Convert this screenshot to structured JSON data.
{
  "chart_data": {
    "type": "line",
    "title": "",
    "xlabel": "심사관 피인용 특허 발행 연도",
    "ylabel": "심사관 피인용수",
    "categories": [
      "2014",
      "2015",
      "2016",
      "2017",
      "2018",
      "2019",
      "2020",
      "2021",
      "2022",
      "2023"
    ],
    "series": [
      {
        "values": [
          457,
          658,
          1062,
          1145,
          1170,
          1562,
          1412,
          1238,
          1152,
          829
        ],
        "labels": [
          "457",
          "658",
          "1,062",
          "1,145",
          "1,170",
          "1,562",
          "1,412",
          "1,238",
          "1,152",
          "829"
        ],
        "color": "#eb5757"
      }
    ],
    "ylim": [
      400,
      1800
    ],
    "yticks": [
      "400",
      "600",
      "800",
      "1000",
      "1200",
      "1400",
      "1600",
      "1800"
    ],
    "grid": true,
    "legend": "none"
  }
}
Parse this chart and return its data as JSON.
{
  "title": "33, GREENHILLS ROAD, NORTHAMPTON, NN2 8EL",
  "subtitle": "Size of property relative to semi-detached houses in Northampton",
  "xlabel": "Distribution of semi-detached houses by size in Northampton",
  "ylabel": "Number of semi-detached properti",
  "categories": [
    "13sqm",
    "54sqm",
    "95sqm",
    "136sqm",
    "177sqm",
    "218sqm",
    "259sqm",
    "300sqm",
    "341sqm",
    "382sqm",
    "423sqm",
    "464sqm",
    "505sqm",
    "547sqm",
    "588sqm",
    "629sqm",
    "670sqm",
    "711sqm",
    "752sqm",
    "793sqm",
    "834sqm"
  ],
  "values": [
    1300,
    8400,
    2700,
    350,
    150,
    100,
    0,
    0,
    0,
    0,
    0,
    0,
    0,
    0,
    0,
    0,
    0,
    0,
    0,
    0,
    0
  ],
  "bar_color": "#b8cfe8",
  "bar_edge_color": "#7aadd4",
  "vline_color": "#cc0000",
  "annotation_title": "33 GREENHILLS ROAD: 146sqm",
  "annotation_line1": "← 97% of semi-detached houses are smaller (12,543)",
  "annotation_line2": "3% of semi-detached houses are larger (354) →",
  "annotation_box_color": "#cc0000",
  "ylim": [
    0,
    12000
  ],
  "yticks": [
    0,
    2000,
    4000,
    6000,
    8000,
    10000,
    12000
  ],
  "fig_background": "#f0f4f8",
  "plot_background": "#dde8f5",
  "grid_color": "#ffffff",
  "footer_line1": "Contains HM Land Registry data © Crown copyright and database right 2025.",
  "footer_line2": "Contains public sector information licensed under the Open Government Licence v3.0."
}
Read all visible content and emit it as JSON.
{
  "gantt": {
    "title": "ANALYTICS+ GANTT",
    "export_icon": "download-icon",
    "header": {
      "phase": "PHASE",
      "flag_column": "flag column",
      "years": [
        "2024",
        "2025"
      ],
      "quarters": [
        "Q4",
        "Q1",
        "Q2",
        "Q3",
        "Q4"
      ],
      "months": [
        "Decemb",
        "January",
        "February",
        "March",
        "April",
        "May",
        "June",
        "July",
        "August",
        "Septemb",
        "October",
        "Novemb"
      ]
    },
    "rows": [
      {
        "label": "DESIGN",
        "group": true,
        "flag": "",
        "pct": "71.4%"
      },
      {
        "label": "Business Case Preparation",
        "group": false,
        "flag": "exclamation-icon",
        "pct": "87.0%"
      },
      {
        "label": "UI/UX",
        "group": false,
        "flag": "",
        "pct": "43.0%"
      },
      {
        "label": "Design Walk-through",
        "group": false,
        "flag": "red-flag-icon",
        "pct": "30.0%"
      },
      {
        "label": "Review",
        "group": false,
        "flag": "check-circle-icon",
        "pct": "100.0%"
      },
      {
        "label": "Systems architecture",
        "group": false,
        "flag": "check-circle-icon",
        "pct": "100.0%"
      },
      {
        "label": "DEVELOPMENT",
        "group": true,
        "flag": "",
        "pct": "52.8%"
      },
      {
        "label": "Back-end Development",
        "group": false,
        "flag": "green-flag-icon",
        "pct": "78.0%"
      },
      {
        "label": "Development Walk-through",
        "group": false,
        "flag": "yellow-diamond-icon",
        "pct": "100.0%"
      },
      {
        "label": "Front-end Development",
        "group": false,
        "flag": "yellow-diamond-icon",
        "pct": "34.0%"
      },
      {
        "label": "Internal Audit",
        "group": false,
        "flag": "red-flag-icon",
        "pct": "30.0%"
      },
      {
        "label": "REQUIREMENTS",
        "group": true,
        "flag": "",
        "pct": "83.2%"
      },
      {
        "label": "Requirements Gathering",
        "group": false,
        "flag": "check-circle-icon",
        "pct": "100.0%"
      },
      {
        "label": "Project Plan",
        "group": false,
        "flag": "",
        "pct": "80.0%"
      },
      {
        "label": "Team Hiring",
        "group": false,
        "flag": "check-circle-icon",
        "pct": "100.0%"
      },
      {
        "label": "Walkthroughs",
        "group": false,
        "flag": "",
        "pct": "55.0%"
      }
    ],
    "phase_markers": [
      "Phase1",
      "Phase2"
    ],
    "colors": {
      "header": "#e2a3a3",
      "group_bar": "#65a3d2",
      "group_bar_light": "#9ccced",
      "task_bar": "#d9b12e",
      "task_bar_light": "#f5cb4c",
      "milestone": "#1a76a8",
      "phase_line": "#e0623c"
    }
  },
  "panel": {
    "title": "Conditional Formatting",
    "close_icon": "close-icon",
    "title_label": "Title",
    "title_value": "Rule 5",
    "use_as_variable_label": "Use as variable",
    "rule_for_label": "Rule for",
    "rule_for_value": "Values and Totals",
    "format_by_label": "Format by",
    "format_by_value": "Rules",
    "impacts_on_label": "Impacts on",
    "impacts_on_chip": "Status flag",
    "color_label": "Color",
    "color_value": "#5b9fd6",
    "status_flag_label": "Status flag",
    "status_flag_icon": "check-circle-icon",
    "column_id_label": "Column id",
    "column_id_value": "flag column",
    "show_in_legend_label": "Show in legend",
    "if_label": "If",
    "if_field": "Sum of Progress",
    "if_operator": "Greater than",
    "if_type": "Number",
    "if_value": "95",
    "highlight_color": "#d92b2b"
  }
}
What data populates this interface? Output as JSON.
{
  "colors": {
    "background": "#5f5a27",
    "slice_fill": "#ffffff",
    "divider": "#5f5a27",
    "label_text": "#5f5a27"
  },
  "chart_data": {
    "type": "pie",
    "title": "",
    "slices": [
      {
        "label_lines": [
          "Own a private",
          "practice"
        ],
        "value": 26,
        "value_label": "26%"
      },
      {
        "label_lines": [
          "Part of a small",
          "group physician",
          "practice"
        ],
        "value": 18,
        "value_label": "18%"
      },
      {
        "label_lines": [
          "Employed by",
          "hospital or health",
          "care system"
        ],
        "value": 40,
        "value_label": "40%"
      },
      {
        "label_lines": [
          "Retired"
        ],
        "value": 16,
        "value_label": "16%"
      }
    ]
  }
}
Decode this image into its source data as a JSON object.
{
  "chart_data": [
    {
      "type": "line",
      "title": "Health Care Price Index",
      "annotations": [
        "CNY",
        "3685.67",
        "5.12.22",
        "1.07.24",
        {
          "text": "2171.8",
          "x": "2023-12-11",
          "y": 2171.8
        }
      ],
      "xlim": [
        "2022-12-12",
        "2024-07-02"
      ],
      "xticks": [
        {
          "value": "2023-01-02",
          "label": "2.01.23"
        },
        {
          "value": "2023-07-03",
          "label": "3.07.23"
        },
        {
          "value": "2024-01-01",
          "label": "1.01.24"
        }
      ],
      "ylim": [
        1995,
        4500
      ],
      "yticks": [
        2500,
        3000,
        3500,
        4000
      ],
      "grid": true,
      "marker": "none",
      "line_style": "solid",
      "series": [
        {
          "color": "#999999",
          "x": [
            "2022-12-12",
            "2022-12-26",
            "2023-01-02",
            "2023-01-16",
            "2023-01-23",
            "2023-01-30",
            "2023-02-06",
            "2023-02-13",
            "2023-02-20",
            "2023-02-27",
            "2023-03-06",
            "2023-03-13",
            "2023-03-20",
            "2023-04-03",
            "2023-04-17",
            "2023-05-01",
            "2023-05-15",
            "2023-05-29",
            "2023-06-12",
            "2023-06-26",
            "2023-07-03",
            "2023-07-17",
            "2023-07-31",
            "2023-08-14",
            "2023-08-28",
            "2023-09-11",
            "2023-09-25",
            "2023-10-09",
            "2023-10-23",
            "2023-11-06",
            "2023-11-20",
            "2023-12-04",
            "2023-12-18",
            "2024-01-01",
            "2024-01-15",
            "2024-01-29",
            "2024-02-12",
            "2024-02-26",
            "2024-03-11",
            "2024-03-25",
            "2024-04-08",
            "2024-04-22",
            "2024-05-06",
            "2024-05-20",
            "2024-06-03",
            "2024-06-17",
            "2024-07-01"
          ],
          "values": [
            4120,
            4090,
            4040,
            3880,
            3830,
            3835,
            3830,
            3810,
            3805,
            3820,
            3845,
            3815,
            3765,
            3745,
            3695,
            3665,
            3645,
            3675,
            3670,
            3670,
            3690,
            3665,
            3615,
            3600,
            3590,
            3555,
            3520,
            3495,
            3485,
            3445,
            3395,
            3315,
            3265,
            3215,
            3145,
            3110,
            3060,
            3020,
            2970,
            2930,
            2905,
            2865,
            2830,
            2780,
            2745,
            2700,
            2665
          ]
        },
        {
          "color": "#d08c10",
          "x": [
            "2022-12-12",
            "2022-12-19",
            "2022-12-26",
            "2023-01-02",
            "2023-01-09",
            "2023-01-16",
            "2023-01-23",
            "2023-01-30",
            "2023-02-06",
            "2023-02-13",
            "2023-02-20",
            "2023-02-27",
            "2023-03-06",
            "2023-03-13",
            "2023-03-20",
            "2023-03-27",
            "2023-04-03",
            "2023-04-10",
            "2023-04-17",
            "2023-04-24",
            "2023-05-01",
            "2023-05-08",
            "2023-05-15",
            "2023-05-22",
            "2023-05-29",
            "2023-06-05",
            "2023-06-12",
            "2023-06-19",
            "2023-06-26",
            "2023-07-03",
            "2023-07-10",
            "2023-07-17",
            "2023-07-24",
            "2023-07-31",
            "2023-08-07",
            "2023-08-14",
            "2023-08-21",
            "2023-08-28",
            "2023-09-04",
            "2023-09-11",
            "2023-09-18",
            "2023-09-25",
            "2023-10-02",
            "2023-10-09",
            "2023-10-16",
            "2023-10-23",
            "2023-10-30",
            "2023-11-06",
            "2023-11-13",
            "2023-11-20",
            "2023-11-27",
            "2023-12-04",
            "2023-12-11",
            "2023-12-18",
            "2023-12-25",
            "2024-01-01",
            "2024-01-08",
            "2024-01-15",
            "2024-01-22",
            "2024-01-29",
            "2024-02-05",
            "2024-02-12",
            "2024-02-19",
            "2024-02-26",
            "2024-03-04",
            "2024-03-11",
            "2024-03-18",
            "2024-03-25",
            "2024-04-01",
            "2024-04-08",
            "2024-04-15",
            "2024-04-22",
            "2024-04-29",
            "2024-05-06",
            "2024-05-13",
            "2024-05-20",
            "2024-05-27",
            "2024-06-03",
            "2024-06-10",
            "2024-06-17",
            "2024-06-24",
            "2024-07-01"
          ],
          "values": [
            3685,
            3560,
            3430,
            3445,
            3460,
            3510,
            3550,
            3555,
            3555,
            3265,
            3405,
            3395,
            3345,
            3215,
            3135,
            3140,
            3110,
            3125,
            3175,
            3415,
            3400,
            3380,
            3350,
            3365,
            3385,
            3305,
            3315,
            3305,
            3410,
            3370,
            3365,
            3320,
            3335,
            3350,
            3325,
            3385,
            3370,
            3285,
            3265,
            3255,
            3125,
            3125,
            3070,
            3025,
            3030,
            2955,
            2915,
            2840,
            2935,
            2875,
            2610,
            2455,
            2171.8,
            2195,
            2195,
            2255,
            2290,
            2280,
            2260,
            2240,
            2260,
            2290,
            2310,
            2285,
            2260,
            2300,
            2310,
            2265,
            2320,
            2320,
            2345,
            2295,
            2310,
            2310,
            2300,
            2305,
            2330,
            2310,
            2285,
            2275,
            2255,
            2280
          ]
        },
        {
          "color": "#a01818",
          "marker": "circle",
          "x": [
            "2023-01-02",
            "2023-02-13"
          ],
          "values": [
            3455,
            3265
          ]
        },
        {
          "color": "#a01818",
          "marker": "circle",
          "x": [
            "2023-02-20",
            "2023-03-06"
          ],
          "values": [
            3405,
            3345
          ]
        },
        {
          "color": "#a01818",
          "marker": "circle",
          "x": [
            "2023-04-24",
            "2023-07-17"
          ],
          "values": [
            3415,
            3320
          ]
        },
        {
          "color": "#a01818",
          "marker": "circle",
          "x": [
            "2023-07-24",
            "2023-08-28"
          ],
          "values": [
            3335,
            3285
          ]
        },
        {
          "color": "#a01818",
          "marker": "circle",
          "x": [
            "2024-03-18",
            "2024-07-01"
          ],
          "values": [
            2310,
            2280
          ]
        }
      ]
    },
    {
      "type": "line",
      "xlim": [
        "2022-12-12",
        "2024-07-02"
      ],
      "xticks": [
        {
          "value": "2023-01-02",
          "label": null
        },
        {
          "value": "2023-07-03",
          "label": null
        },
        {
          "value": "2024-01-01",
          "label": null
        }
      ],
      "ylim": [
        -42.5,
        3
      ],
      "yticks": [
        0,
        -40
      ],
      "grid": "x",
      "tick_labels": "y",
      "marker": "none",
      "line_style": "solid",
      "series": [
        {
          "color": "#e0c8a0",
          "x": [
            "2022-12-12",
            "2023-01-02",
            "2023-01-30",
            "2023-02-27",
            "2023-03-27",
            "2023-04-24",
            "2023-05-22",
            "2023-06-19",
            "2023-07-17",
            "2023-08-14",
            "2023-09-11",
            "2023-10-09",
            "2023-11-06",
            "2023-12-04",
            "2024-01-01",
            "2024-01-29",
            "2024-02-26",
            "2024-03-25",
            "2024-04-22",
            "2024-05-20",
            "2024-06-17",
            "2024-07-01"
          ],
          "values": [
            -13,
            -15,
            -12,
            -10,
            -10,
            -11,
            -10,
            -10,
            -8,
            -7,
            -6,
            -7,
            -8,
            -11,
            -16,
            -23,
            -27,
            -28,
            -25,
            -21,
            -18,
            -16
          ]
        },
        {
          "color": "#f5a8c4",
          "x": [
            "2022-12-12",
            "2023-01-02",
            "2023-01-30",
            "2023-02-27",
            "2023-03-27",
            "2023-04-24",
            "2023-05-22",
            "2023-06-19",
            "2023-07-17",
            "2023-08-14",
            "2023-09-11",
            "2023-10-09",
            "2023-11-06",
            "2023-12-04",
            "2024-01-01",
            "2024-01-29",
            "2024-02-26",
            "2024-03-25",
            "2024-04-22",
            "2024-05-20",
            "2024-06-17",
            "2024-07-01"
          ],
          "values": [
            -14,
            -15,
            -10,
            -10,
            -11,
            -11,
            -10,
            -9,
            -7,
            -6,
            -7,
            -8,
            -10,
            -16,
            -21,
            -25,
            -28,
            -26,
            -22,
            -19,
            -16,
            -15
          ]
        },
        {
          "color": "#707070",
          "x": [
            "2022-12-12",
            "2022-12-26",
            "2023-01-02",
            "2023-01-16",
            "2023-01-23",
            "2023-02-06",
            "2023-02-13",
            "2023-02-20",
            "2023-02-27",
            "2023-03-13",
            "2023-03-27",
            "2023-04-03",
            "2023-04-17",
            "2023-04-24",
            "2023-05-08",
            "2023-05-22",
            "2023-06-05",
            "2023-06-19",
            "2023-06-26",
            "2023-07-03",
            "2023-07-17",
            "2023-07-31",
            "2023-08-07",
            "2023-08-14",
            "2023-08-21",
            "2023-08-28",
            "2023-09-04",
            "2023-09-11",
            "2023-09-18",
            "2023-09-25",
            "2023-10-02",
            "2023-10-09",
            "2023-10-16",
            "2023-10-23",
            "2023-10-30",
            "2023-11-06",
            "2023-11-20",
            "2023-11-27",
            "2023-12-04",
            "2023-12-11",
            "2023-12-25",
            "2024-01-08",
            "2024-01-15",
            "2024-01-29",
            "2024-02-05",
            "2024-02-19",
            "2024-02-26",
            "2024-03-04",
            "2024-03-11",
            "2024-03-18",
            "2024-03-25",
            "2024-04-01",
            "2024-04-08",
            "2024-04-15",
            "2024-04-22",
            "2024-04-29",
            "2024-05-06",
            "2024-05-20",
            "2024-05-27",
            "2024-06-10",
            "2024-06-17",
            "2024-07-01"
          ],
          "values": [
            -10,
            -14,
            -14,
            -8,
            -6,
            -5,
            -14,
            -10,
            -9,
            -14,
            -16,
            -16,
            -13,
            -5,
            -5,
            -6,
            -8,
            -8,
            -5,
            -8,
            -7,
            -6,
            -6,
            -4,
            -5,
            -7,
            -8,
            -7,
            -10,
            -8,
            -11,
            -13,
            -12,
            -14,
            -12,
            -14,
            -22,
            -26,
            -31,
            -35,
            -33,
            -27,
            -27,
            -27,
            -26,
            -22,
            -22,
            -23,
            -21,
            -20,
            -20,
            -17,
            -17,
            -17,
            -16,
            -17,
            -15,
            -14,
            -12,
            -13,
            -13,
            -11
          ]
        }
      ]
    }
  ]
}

○ ○ ○ ○

_To do:_
Which lines above contain the word "JSON"? Copy each of them.

_Completed task:_
Convert this screenshot to structured JSON data.
Parse this chart and return its data as JSON.
Read all visible content and emit it as JSON.
What data populates this interface? Output as JSON.
Decode this image into its source data as a JSON object.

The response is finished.